- [Exercise]
Please print all of the material below, word for word.

[Data listing]
--------

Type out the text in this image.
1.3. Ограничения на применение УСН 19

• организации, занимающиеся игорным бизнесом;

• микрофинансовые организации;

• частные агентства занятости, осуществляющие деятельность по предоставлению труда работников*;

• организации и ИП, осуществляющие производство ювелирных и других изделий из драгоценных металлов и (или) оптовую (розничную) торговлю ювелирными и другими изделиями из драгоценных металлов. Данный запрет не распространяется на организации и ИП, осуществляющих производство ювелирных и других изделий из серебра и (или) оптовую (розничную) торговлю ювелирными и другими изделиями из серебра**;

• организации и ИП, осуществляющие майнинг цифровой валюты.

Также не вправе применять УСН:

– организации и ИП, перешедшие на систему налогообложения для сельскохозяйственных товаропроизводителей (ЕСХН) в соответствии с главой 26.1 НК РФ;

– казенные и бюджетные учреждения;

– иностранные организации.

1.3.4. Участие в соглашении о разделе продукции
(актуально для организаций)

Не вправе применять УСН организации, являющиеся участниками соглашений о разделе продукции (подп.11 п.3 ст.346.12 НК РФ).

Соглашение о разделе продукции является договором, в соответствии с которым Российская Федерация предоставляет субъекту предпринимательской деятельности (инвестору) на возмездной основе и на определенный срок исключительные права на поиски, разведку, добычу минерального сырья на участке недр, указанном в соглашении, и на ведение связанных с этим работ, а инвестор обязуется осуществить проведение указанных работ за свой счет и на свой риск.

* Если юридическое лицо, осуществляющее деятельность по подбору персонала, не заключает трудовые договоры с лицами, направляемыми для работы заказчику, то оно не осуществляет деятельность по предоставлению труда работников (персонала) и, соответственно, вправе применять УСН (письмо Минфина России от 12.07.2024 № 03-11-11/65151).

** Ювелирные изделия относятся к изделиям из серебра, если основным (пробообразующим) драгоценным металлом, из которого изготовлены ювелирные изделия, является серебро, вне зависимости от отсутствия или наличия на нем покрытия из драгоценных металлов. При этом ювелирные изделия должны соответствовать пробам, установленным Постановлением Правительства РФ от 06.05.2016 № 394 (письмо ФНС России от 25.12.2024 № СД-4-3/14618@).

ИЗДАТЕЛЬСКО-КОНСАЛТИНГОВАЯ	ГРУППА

--------

- [Correct response]
Type out the text in this image.
1.3. Ограничения на применение УСН 19

• организации, занимающиеся игорным бизнесом;

• микрофинансовые организации;

• частные агентства занятости, осуществляющие деятельность по предоставлению труда работников*;

• организации и ИП, осуществляющие производство ювелирных и других изделий из драгоценных металлов и (или) оптовую (розничную) торговлю ювелирными и другими изделиями из драгоценных металлов. Данный запрет не распространяется на организации и ИП, осуществляющих производство ювелирных и других изделий из серебра и (или) оптовую (розничную) торговлю ювелирными и другими изделиями из серебра**;

• организации и ИП, осуществляющие майнинг цифровой валюты.

Также не вправе применять УСН:

– организации и ИП, перешедшие на систему налогообложения для сельскохозяйственных товаропроизводителей (ЕСХН) в соответствии с главой 26.1 НК РФ;

– казенные и бюджетные учреждения;

– иностранные организации.

1.3.4. Участие в соглашении о разделе продукции
(актуально для организаций)

Не вправе применять УСН организации, являющиеся участниками соглашений о разделе продукции (подп.11 п.3 ст.346.12 НК РФ).

Соглашение о разделе продукции является договором, в соответствии с которым Российская Федерация предоставляет субъекту предпринимательской деятельности (инвестору) на возмездной основе и на определенный срок исключительные права на поиски, разведку, добычу минерального сырья на участке недр, указанном в соглашении, и на ведение связанных с этим работ, а инвестор обязуется осуществить проведение указанных работ за свой счет и на свой риск.

* Если юридическое лицо, осуществляющее деятельность по подбору персонала, не заключает трудовые договоры с лицами, направляемыми для работы заказчику, то оно не осуществляет деятельность по предоставлению труда работников (персонала) и, соответственно, вправе применять УСН (письмо Минфина России от 12.07.2024 № 03-11-11/65151).

** Ювелирные изделия относятся к изделиям из серебра, если основным (пробообразующим) драгоценным металлом, из которого изготовлены ювелирные изделия, является серебро, вне зависимости от отсутствия или наличия на нем покрытия из драгоценных металлов. При этом ювелирные изделия должны соответствовать пробам, установленным Постановлением Правительства РФ от 06.05.2016 № 394 (письмо ФНС России от 25.12.2024 № СД-4-3/14618@).

ИЗДАТЕЛЬСКО-КОНСАЛТИНГОВАЯ	ГРУППА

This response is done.